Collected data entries
>>>
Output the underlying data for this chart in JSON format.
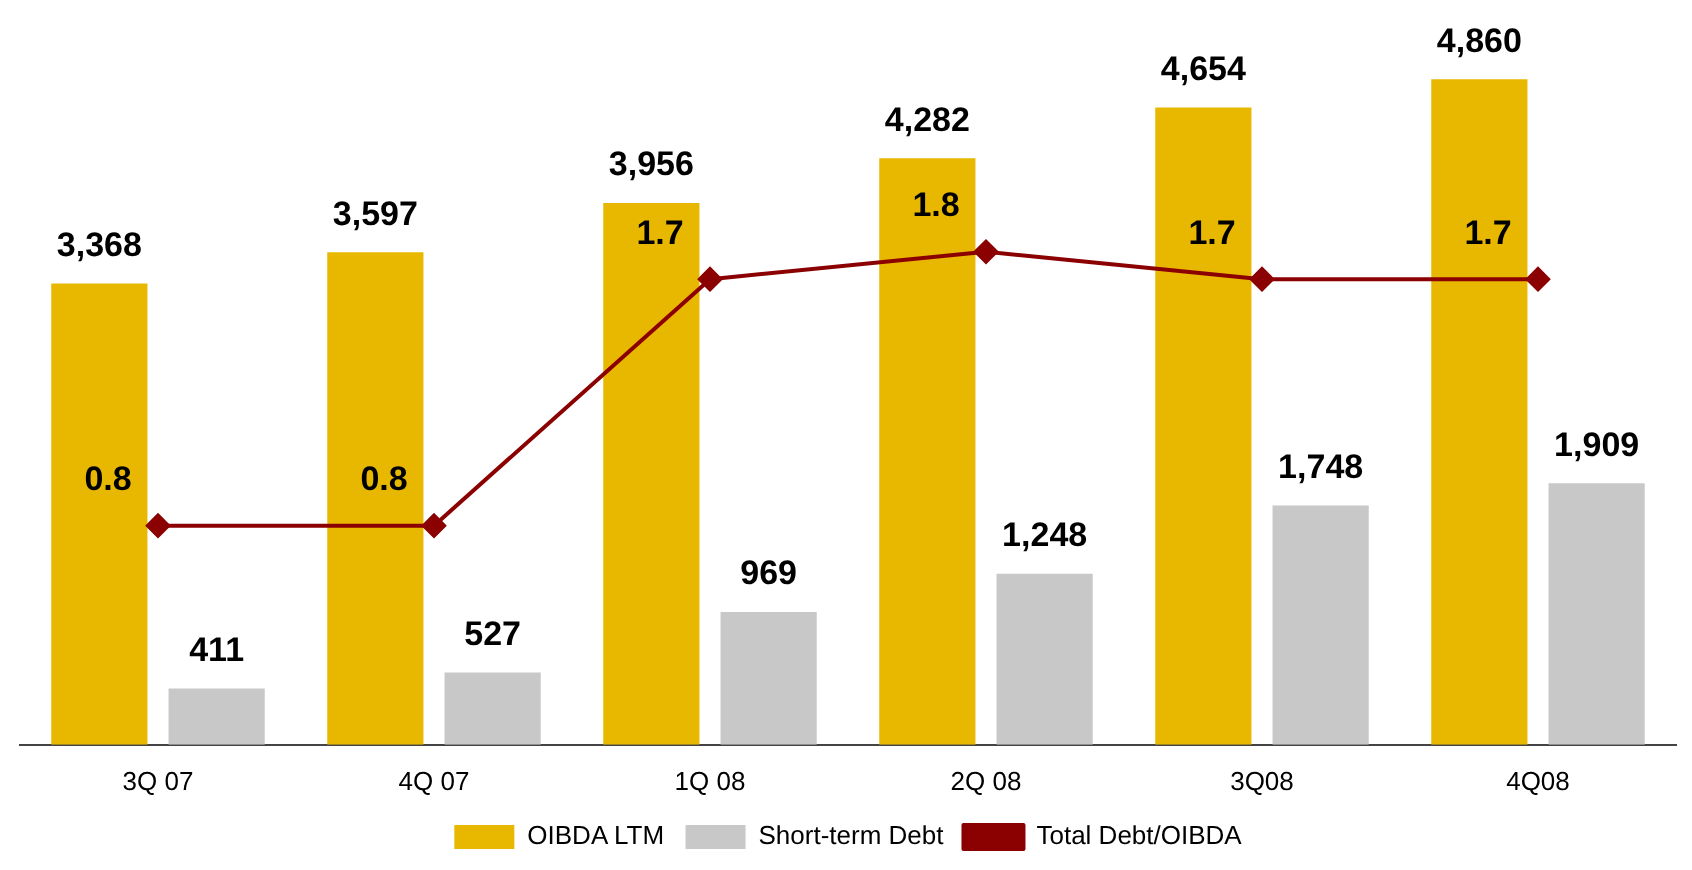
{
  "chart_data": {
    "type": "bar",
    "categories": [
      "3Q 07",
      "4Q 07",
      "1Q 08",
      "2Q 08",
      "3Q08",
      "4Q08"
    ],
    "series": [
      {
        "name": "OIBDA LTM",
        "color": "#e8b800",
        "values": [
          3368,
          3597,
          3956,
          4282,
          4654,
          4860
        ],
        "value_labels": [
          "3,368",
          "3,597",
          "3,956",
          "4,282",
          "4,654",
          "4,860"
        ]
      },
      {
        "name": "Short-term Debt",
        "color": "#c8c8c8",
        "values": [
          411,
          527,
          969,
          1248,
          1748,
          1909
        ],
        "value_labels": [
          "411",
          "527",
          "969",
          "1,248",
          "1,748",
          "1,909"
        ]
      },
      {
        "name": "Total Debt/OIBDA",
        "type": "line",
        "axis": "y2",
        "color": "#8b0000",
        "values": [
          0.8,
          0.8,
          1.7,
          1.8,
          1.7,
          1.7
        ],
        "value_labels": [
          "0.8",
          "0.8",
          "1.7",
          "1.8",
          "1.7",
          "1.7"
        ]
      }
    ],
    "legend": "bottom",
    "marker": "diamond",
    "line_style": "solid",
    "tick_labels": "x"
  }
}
<<<
>>>
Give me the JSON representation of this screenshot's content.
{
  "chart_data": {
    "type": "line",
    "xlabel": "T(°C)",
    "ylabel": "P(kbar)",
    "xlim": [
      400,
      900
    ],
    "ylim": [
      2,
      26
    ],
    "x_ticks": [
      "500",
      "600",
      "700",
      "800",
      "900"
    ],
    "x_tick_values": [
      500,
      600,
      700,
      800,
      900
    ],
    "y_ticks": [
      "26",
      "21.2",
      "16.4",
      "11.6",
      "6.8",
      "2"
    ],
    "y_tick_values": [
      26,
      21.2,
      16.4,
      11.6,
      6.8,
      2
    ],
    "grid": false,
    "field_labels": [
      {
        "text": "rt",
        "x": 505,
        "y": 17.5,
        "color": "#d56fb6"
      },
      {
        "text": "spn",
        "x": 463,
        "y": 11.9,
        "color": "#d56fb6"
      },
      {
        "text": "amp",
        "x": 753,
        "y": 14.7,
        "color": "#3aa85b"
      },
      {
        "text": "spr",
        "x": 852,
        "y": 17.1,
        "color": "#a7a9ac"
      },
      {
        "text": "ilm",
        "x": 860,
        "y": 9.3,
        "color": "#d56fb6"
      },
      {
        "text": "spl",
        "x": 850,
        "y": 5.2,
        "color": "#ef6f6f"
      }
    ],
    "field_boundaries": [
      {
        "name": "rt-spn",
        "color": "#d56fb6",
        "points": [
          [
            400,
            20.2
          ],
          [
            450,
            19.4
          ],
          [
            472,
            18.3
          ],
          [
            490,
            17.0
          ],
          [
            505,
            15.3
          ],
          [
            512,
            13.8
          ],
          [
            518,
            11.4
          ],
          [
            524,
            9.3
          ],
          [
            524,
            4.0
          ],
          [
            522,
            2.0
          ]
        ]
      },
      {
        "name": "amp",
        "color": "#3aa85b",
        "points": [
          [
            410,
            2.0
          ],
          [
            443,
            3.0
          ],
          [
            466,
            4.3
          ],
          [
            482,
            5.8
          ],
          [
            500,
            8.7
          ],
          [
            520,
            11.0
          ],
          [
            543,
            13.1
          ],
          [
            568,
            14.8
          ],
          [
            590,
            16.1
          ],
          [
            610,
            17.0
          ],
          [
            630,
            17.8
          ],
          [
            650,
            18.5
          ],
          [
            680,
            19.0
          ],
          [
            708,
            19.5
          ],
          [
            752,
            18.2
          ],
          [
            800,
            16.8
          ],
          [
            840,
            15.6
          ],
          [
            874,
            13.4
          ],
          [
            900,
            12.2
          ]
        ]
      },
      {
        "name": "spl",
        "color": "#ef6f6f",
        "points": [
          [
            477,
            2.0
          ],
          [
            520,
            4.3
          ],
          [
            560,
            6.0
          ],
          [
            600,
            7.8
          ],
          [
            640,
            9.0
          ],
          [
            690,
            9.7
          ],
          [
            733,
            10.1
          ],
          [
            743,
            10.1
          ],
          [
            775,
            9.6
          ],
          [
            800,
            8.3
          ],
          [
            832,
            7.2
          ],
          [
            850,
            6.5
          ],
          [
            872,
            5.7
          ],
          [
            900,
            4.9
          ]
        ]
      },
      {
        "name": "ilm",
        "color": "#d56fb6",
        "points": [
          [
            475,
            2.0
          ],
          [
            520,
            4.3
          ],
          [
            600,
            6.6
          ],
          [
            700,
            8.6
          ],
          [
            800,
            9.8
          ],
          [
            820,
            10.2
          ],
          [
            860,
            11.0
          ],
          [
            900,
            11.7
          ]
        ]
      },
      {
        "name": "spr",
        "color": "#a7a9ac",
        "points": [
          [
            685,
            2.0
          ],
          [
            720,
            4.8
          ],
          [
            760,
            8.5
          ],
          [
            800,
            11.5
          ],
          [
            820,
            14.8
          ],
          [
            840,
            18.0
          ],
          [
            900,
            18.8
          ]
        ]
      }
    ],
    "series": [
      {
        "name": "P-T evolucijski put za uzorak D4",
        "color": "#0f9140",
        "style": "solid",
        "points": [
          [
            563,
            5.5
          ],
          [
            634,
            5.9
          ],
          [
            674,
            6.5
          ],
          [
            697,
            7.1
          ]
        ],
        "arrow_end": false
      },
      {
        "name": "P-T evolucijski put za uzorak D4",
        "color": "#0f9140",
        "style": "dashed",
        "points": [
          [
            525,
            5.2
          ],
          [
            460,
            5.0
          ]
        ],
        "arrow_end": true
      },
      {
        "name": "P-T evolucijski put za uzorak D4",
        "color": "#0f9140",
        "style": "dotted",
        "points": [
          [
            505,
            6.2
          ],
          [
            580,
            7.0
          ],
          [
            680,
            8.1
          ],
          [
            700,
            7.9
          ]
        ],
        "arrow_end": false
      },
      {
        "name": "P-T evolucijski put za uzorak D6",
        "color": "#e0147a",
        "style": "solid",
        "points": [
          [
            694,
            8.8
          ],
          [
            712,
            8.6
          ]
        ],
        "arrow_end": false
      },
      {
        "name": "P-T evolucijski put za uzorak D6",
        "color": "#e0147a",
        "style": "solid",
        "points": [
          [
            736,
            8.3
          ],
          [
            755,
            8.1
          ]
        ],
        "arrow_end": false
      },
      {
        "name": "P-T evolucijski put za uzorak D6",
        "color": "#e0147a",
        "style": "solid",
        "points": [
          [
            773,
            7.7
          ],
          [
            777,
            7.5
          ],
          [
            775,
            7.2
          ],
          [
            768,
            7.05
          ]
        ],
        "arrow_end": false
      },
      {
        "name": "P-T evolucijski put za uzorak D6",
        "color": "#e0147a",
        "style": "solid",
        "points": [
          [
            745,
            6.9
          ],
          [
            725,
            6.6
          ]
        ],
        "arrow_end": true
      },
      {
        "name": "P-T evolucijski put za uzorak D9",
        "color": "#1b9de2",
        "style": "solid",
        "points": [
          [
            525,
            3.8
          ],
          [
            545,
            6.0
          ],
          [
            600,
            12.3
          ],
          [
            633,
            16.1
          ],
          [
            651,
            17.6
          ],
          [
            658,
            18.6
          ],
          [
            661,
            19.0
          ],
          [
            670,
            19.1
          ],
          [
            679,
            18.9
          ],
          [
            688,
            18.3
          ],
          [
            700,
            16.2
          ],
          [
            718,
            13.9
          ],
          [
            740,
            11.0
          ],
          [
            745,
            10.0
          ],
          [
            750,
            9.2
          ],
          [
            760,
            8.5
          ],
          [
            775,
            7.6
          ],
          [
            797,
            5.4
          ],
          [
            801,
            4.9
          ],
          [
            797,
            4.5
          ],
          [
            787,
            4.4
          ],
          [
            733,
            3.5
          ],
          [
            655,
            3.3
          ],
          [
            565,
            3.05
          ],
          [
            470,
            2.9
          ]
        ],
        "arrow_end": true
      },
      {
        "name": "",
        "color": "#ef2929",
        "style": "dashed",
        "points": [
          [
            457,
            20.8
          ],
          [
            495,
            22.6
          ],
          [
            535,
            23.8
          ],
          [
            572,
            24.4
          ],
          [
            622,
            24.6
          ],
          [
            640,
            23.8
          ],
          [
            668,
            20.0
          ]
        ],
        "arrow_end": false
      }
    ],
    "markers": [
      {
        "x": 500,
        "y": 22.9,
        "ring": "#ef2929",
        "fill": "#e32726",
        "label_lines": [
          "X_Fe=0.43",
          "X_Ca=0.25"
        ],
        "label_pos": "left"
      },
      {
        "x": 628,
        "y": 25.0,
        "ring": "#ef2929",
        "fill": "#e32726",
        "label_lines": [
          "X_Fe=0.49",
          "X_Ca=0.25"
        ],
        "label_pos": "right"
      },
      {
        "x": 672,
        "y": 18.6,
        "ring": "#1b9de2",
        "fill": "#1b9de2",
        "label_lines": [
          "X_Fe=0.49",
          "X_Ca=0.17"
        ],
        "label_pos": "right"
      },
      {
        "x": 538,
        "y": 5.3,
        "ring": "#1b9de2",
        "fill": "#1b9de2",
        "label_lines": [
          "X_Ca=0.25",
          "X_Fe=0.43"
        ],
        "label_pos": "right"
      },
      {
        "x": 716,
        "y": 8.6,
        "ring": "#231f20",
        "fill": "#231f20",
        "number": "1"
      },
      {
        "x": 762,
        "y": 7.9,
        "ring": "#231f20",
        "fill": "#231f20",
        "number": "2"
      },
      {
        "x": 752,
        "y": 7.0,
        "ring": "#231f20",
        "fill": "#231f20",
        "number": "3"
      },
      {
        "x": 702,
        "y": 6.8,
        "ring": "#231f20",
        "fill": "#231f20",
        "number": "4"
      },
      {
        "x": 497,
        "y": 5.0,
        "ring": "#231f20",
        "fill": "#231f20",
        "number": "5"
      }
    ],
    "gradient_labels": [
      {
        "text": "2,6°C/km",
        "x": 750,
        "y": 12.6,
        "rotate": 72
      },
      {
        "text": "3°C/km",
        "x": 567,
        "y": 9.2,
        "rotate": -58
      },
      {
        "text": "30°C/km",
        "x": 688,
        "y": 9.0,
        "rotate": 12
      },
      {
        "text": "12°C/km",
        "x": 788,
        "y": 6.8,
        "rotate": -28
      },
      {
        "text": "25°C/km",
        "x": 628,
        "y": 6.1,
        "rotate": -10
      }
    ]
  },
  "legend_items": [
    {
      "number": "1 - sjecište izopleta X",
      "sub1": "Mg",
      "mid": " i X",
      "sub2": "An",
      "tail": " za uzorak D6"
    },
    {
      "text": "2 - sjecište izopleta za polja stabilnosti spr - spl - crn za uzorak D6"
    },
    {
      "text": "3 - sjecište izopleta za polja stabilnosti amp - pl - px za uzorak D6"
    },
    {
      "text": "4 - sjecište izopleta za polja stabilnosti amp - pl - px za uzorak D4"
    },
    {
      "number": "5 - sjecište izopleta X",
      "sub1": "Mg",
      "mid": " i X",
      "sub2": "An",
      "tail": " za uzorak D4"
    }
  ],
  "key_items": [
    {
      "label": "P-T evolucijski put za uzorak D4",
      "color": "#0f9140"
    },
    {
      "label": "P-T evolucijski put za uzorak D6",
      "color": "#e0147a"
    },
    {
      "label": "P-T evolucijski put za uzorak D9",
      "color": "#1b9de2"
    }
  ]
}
<<<
- **PROMPT**
Report how many lines of the listing above include the word "this". Say nothing but the number.

- **ANSWER IN FULL**
2